(Request):
Find the string "clothes" in the data, then copy every line where it is found.
---------------
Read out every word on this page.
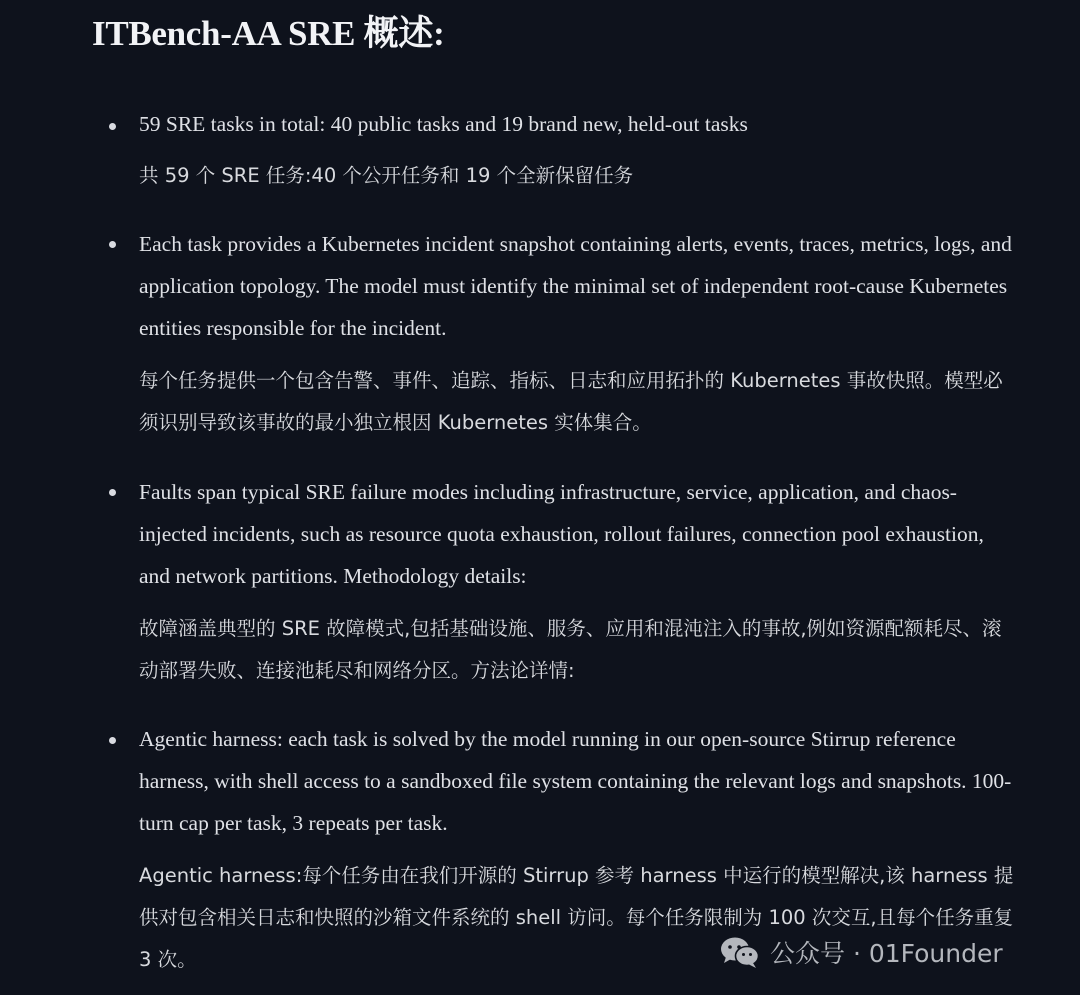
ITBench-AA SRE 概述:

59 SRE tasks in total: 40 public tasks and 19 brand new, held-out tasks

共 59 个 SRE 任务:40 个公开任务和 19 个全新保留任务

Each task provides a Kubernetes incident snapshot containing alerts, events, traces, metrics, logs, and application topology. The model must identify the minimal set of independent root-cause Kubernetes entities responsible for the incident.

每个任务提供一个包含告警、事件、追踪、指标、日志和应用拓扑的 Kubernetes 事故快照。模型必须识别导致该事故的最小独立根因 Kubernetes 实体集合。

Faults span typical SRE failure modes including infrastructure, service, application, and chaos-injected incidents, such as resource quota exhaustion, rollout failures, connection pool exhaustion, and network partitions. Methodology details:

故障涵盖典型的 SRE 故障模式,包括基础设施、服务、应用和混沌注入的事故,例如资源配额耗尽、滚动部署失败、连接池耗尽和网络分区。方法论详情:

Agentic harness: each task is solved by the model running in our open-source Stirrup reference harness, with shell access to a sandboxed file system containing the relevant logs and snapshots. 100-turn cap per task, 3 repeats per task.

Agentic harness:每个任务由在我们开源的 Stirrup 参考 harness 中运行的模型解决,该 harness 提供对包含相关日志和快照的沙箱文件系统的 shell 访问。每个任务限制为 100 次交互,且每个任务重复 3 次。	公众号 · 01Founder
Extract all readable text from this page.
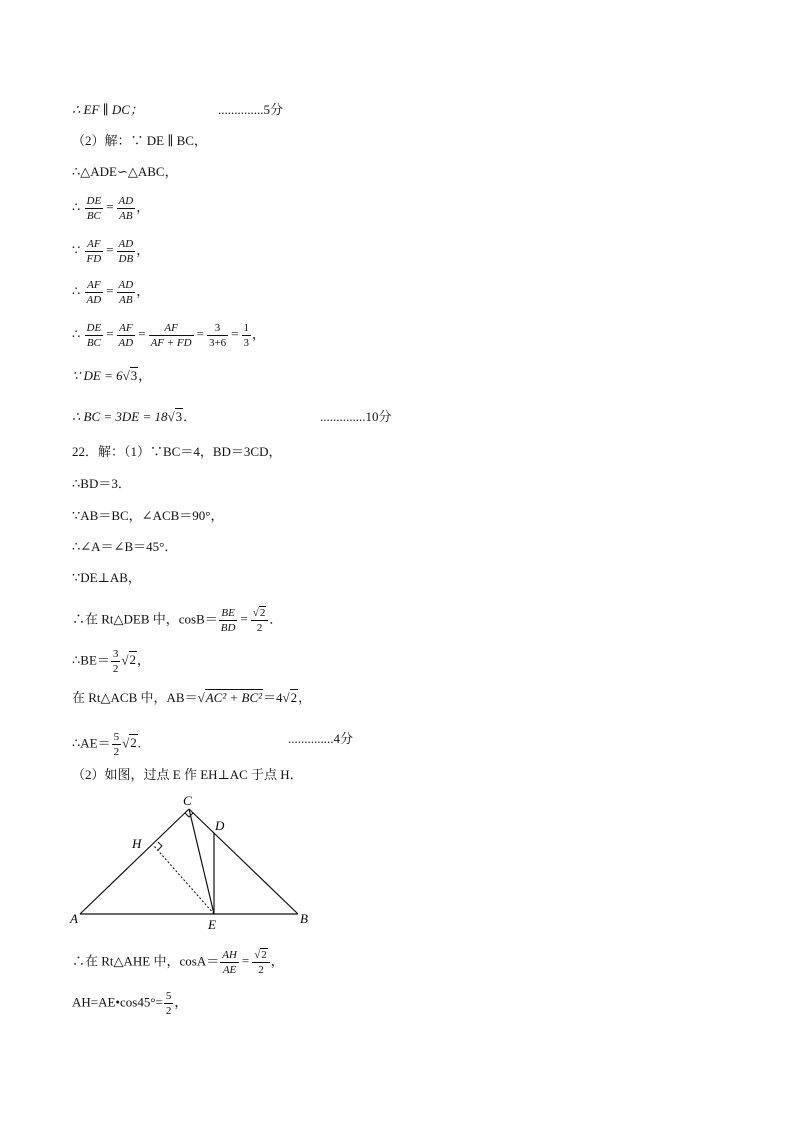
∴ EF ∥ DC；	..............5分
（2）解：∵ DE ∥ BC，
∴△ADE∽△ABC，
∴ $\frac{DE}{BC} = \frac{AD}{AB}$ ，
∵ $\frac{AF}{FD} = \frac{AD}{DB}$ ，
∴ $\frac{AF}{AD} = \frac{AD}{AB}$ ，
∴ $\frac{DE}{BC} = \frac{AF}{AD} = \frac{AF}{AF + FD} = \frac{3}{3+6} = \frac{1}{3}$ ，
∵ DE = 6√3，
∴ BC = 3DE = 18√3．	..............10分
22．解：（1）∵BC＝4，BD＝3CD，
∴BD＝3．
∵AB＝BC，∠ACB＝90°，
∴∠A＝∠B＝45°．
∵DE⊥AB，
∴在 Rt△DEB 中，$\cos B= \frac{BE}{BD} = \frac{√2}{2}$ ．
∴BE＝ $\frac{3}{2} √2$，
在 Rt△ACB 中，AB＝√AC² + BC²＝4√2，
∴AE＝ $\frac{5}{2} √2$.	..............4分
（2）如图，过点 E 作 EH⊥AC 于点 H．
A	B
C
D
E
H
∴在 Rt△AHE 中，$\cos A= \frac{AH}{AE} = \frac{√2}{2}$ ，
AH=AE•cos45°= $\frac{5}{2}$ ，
---------------
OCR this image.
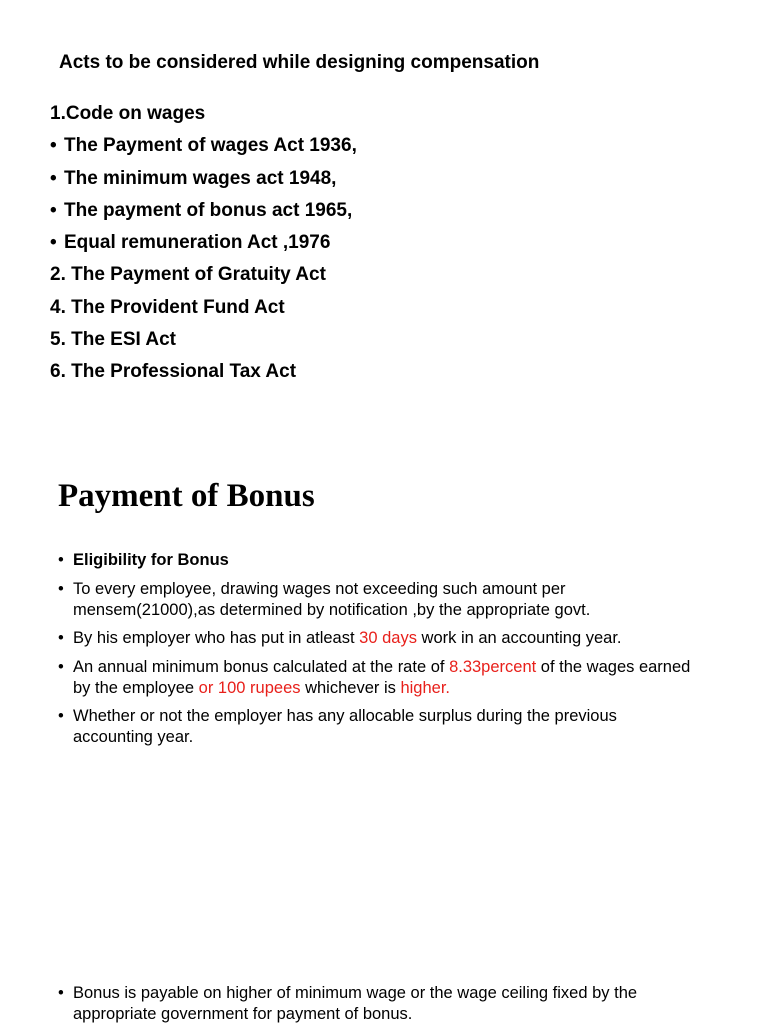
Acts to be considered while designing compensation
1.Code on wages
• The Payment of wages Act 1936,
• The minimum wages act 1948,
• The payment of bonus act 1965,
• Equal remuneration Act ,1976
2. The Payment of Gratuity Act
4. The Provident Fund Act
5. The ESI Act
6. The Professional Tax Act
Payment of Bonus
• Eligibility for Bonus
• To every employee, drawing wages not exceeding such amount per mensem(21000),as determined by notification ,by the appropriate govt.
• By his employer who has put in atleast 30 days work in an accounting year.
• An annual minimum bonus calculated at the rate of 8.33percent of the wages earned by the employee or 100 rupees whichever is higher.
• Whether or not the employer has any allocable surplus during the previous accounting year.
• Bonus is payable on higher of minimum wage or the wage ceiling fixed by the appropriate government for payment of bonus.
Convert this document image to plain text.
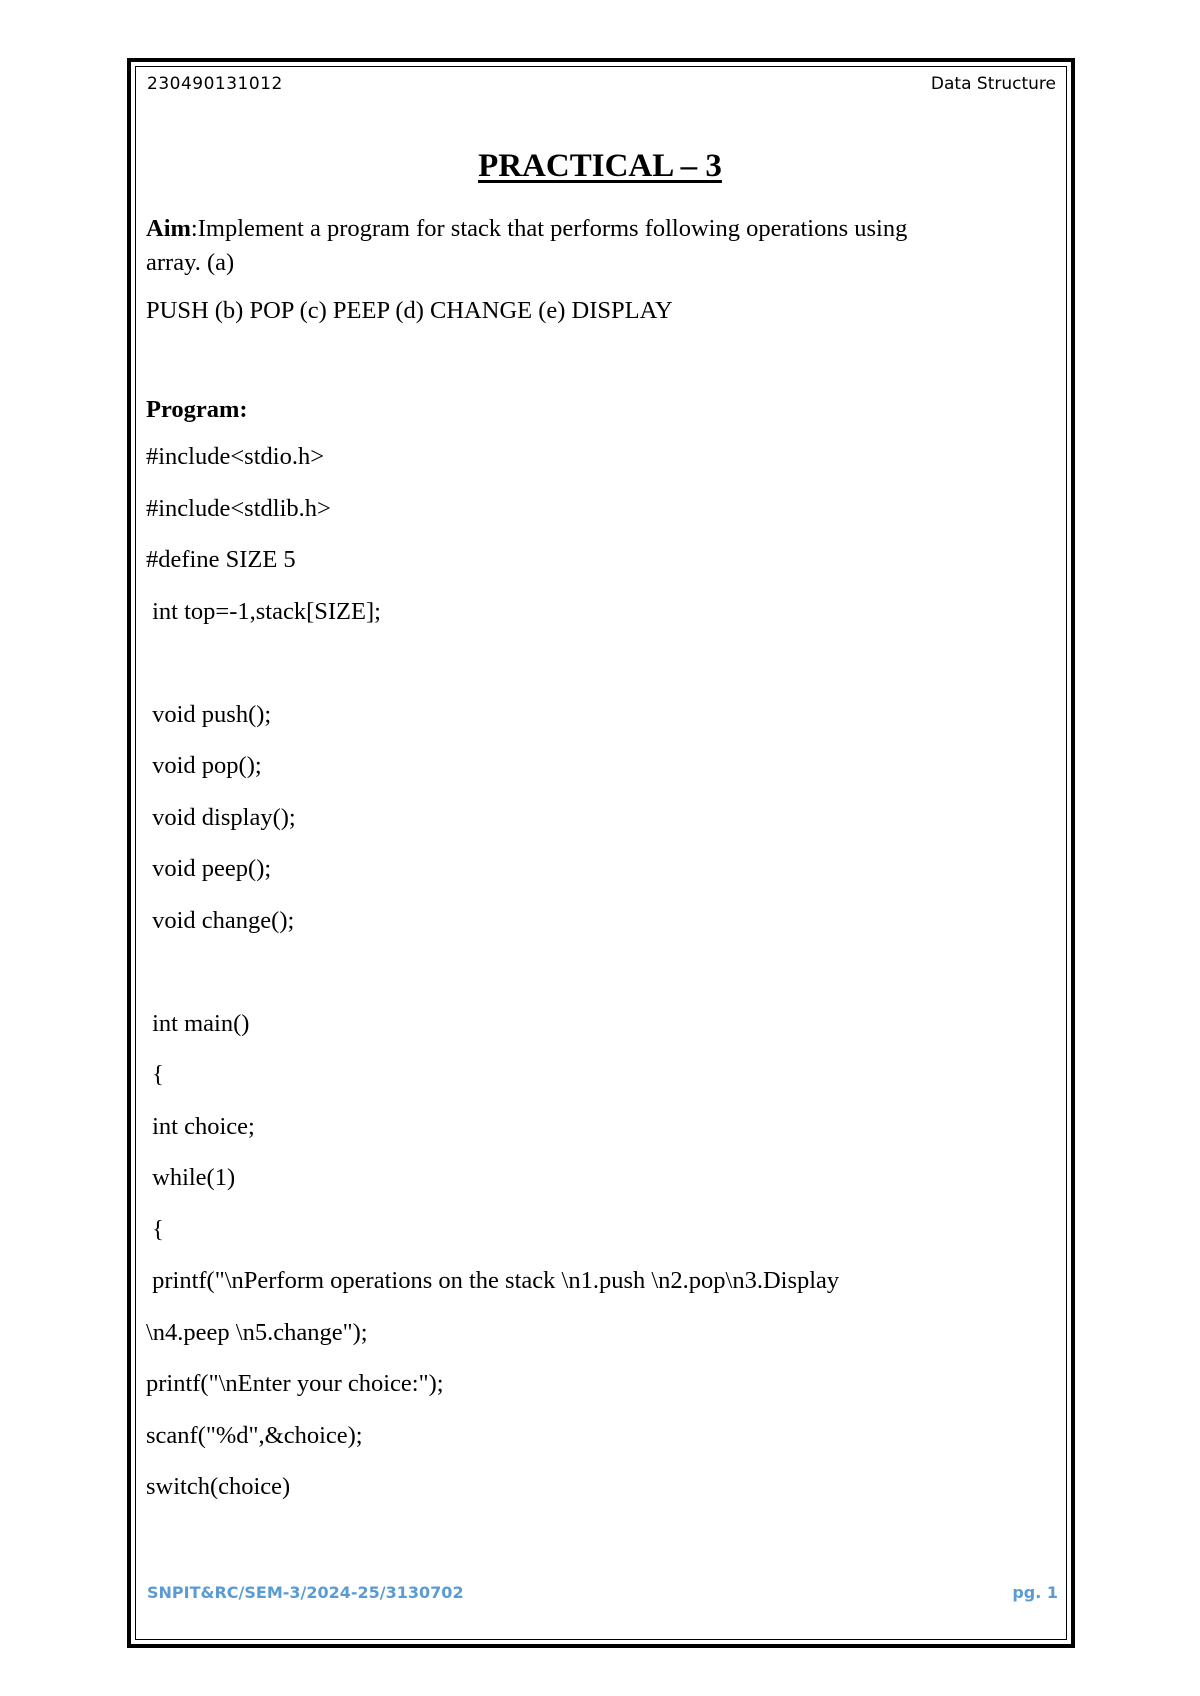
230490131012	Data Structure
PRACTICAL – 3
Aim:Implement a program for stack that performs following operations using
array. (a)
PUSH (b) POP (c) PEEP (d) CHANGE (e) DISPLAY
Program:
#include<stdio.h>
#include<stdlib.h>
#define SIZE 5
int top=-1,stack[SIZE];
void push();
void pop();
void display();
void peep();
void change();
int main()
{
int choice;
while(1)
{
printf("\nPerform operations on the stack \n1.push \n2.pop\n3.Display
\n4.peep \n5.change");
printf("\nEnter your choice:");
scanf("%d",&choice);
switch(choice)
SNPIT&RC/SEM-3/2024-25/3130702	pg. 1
---------------
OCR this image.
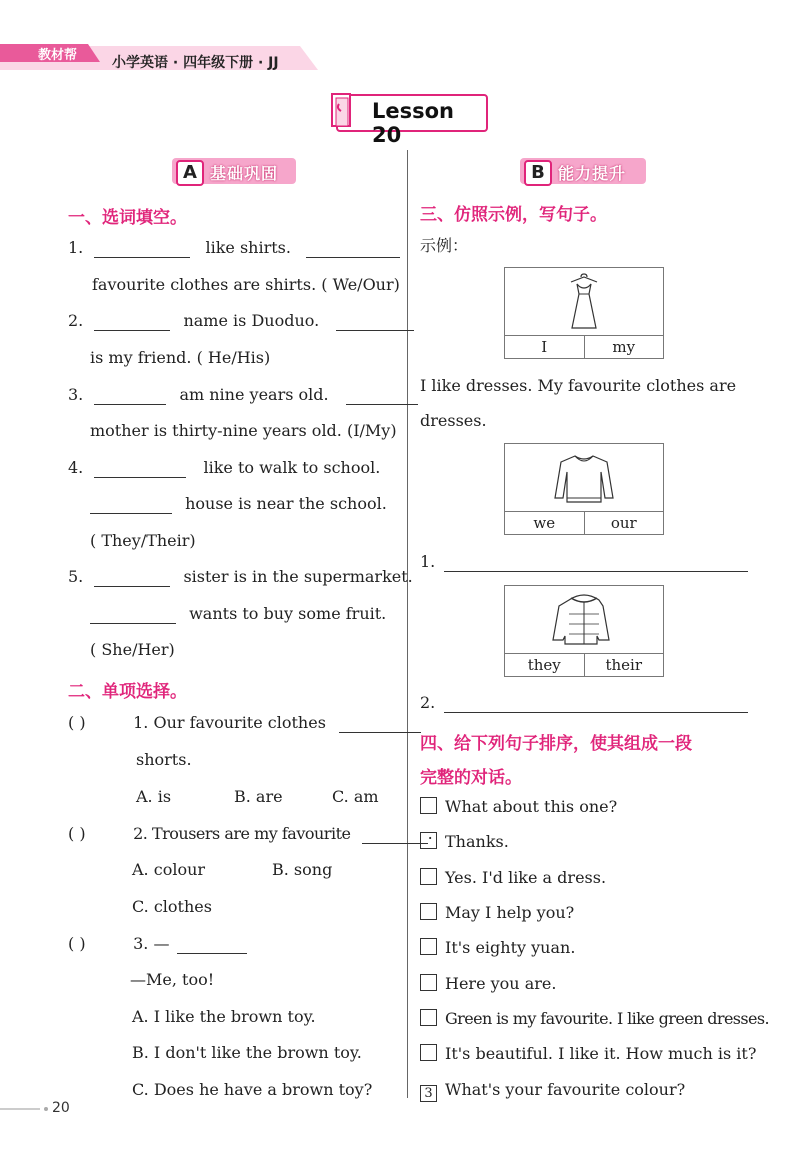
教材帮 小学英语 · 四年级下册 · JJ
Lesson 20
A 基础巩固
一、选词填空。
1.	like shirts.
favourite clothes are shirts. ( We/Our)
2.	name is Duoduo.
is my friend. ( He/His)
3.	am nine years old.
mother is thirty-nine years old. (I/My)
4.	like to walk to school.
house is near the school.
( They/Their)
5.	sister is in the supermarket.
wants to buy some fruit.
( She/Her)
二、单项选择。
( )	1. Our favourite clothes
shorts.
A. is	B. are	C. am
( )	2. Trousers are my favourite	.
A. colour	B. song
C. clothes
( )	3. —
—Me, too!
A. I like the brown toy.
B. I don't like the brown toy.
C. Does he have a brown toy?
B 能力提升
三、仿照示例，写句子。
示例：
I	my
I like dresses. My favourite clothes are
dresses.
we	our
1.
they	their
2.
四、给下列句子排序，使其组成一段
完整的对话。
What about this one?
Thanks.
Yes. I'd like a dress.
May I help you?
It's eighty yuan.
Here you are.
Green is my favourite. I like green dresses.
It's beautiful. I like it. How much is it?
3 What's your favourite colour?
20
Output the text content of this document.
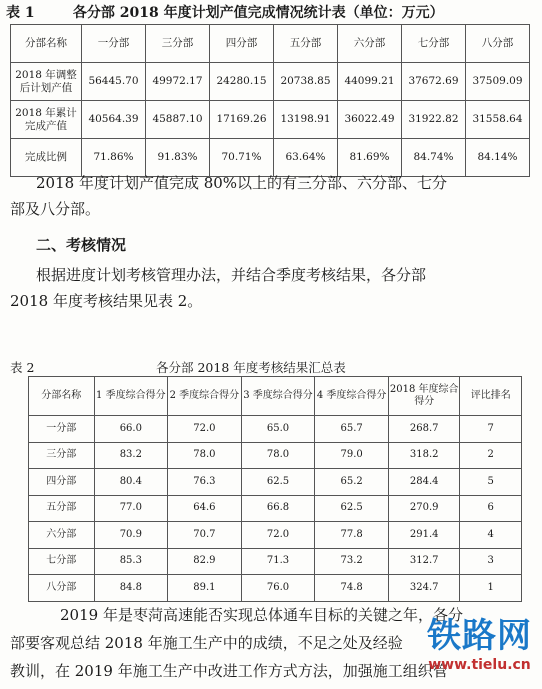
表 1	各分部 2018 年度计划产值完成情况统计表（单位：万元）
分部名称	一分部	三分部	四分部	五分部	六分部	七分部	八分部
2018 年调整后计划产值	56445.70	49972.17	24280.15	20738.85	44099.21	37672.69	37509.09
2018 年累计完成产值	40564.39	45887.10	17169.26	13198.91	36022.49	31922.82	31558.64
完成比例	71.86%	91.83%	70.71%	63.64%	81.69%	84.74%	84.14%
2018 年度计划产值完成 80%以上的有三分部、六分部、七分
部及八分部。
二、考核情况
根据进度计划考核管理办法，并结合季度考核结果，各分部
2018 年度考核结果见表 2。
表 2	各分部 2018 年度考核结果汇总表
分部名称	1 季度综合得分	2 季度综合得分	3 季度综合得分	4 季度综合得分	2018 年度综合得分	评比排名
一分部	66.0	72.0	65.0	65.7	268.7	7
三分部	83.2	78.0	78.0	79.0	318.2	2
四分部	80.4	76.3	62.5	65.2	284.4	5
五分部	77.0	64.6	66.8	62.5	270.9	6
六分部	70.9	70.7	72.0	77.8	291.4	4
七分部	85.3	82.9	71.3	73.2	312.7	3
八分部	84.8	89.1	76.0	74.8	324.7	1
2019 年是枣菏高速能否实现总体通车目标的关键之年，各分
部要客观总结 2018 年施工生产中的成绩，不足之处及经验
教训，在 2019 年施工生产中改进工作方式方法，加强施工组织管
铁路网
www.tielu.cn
---------------
(Full output):
favourite clothes are shirts. ( We/Our)
( )	1. Our favourite clothes
C. clothes
I like dresses. My favourite clothes are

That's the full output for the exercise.